From the entries below, gather every line containing the string "reflecting".

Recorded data
* START *

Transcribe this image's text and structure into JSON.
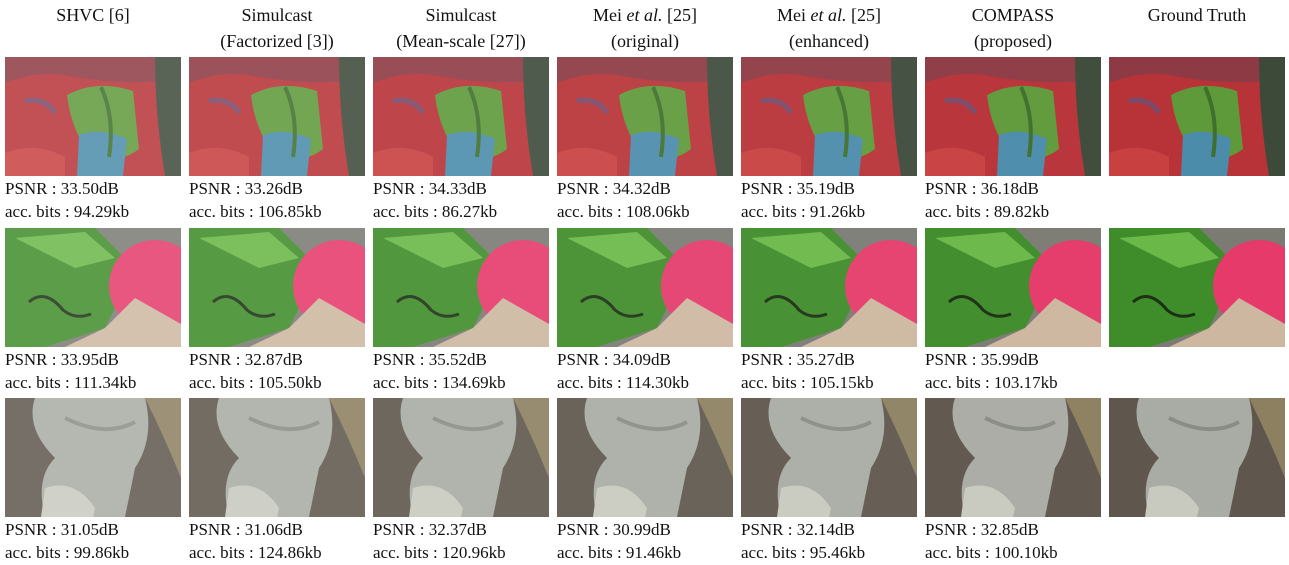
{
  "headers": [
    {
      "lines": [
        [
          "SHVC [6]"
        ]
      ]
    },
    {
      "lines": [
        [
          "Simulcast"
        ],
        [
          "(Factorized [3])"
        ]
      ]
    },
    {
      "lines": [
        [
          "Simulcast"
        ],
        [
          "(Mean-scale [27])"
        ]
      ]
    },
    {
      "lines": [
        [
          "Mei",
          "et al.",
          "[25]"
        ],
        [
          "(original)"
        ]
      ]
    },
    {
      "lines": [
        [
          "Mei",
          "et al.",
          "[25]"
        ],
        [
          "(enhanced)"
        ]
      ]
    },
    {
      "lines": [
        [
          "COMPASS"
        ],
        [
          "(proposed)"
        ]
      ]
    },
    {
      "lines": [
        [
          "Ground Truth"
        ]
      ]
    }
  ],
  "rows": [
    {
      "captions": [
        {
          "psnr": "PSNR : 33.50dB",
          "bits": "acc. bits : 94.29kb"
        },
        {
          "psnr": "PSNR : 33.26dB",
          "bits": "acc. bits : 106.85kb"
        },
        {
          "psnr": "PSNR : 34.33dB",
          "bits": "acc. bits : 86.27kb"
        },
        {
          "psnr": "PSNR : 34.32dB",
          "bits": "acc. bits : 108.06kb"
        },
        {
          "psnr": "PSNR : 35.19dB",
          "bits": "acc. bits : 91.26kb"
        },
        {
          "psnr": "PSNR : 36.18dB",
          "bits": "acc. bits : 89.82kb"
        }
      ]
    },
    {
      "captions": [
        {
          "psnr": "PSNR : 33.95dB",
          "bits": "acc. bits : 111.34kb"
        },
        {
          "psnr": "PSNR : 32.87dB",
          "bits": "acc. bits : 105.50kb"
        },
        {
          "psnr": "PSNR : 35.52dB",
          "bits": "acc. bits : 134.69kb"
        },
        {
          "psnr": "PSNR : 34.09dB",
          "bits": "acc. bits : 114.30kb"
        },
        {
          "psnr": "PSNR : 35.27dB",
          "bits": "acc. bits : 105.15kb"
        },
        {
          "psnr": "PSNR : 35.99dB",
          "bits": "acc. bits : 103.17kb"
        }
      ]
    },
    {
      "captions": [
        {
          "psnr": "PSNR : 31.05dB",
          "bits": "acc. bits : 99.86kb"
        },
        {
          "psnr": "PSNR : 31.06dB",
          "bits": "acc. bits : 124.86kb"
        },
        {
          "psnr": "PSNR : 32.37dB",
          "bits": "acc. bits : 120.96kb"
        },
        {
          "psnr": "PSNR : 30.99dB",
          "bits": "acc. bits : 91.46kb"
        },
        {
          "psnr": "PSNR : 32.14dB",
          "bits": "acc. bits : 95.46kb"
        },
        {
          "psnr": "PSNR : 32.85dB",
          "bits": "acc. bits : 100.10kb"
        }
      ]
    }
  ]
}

* END *
* START *

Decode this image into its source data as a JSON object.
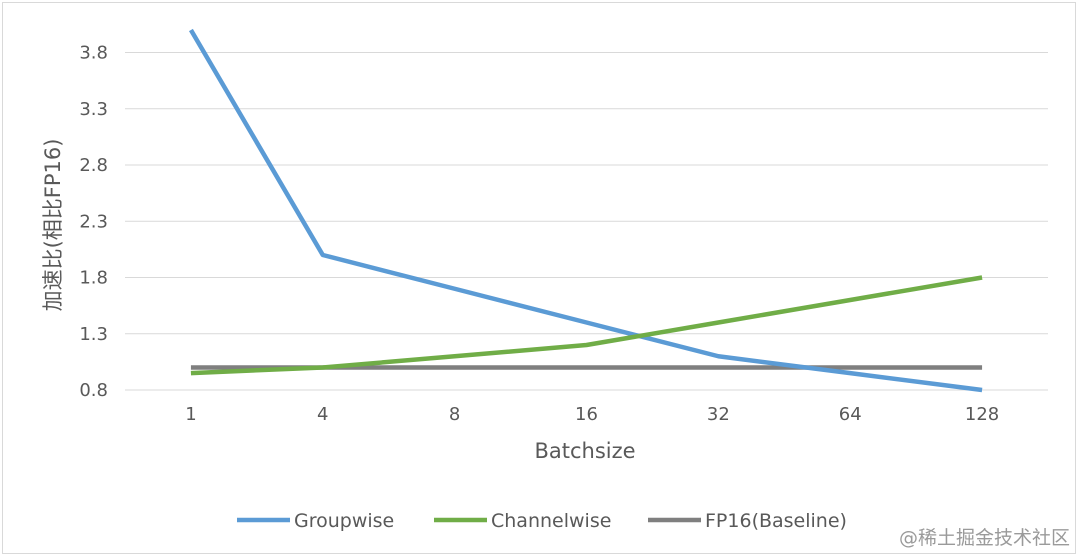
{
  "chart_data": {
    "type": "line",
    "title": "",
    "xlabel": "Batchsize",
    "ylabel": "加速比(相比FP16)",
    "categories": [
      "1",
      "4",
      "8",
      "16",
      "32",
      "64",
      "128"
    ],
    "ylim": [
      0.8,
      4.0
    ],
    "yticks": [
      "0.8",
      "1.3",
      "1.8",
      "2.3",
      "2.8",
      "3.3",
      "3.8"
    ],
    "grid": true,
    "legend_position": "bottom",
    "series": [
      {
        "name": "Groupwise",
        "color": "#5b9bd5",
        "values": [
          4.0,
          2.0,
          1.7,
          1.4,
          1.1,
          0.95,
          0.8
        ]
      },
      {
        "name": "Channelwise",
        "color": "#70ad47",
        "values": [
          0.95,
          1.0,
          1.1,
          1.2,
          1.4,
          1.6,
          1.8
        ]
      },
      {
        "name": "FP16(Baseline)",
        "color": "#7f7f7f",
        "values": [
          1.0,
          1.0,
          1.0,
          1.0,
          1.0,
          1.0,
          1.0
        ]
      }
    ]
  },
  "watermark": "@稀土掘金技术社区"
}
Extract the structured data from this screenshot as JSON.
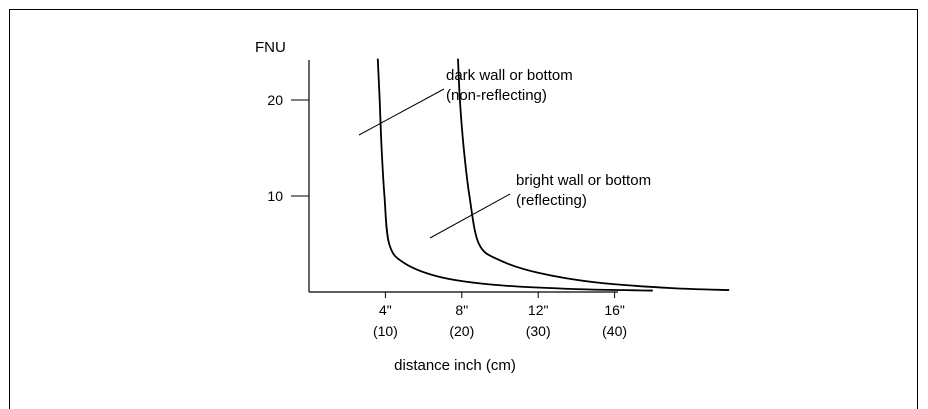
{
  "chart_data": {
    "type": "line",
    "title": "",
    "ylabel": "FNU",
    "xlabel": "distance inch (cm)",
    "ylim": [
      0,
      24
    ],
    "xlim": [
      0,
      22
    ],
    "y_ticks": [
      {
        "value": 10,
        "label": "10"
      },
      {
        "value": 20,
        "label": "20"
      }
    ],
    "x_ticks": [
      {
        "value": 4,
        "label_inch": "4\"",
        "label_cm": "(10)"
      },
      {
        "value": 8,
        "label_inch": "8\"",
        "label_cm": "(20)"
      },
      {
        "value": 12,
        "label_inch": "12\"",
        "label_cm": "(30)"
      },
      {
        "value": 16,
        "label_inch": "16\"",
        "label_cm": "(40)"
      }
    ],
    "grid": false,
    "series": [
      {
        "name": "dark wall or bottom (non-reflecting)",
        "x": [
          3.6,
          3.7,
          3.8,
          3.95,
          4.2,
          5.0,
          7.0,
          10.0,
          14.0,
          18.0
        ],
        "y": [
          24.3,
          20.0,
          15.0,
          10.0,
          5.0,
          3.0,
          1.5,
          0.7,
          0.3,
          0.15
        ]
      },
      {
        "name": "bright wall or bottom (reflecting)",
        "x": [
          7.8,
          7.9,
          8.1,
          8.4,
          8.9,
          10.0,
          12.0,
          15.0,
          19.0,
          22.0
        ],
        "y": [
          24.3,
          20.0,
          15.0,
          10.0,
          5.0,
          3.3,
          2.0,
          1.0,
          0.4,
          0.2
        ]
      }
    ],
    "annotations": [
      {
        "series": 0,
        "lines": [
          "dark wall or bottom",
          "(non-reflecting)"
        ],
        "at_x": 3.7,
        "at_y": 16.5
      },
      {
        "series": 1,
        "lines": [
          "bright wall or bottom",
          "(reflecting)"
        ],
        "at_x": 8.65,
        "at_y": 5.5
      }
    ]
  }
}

* END *
* START *

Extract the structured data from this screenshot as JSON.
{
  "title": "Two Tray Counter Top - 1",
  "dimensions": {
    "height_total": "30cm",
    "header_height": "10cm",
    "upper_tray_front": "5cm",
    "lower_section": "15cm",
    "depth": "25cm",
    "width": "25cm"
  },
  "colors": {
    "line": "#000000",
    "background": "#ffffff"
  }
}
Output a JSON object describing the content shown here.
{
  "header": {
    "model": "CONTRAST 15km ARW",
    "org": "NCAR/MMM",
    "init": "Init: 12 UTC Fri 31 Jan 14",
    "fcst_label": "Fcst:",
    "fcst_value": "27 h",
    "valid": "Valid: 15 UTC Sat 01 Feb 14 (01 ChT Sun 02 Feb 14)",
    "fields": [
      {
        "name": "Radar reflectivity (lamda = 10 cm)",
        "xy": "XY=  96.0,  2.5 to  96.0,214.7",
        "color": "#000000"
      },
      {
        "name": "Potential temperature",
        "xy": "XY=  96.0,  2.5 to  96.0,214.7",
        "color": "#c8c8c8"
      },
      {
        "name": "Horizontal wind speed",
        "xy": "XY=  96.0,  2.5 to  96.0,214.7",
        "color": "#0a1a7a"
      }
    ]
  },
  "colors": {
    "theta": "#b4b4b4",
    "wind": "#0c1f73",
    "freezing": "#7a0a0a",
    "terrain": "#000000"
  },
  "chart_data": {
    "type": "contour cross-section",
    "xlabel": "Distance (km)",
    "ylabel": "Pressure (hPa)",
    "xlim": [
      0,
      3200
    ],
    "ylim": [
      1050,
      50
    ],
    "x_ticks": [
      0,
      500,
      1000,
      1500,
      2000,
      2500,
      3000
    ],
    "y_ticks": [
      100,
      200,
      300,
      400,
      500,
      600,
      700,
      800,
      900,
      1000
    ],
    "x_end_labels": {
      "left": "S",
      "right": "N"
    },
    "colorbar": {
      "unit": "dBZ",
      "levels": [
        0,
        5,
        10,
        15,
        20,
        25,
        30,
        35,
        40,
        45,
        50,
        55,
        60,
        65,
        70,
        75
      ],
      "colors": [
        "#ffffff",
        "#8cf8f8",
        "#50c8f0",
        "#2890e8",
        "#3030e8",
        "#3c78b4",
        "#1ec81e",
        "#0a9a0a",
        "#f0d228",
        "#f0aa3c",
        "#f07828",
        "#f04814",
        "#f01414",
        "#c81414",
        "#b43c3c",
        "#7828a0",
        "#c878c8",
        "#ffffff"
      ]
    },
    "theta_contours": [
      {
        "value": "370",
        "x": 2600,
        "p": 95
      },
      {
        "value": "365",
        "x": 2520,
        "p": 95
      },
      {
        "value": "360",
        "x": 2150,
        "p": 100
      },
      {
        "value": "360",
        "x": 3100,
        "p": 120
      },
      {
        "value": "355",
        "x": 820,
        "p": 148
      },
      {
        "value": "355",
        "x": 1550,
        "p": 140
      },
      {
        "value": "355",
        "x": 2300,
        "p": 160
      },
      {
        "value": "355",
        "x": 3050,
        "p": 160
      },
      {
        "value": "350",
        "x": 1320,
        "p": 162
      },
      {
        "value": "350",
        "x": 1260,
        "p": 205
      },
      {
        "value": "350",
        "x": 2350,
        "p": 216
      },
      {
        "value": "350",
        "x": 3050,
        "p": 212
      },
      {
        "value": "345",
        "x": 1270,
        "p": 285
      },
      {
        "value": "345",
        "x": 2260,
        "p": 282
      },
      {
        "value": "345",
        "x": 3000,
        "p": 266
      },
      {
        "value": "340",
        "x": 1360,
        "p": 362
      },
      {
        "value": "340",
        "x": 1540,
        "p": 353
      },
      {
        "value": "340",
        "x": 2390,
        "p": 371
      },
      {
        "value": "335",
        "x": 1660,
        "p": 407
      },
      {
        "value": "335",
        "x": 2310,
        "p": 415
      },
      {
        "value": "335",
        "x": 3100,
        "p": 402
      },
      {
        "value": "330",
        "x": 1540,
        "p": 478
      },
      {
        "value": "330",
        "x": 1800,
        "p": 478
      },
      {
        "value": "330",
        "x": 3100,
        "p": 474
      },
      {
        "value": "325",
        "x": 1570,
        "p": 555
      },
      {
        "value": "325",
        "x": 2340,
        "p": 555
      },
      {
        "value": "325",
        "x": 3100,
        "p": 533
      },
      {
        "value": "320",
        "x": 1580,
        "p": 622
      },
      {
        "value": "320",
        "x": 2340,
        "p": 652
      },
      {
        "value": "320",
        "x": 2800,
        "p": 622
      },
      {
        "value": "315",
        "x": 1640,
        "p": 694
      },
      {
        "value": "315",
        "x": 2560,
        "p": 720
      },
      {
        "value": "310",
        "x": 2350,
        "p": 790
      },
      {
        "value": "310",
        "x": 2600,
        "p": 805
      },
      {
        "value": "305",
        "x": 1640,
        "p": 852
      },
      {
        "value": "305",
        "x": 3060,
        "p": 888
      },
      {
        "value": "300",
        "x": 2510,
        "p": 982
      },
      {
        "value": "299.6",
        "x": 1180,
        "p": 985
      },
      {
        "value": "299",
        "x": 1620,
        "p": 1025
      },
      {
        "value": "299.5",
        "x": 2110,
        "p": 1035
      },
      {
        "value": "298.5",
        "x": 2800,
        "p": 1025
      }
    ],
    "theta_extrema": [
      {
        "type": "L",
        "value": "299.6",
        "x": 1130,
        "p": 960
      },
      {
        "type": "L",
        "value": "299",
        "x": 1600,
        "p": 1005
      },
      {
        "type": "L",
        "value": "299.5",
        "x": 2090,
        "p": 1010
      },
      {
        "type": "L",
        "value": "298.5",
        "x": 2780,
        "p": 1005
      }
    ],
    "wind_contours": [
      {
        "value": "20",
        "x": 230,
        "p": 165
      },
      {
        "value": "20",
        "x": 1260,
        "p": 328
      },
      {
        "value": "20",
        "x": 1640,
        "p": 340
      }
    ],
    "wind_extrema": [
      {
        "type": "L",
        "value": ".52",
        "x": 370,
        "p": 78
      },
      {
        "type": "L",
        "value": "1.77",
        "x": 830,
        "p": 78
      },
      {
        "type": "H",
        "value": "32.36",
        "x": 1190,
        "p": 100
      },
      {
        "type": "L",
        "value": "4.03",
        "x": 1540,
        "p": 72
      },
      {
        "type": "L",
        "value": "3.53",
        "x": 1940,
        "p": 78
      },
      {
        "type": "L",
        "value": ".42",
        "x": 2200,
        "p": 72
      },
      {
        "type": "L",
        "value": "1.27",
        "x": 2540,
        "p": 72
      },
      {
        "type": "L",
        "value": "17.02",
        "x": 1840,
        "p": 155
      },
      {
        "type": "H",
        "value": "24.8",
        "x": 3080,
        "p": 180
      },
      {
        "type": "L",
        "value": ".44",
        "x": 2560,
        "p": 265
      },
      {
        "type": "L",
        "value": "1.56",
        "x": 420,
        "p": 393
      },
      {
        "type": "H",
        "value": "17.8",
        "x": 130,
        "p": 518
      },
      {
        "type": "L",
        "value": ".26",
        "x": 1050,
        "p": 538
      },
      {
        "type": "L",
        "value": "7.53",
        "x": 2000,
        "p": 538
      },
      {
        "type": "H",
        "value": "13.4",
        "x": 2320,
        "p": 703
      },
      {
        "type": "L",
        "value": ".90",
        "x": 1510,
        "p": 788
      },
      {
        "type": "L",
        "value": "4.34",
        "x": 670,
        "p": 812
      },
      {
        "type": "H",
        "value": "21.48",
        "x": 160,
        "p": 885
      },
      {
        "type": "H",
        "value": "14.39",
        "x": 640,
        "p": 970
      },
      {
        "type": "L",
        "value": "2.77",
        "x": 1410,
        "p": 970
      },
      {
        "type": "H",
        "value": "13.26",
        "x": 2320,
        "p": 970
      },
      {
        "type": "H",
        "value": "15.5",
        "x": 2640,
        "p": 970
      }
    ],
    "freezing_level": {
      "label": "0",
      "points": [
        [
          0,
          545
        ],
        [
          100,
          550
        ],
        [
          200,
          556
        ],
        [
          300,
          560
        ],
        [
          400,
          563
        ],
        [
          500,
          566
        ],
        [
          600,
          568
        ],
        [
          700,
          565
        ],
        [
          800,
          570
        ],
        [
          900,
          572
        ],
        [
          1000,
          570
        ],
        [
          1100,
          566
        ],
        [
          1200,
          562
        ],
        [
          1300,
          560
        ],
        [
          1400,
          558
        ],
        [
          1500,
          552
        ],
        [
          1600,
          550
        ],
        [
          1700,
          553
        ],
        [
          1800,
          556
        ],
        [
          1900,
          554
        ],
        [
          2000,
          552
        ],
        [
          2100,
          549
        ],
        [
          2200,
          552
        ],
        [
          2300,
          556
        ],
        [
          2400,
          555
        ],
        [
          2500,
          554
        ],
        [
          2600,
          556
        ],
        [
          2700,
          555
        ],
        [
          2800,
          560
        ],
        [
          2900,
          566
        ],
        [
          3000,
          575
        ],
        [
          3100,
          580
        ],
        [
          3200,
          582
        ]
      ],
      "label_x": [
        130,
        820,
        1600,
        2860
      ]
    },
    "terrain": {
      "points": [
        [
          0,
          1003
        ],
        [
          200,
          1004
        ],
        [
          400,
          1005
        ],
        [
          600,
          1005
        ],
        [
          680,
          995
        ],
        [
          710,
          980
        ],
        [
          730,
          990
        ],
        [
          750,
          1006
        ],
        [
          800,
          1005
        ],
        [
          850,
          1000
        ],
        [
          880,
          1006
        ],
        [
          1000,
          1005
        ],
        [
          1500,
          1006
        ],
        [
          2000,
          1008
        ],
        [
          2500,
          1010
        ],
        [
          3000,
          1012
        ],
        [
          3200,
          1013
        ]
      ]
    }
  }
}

* END *

__WORKED ANSWER__.
        "name": "dark wall or bottom (non-reflecting)",
        "name": "bright wall or bottom (reflecting)",
          "(non-reflecting)"
          "(reflecting)"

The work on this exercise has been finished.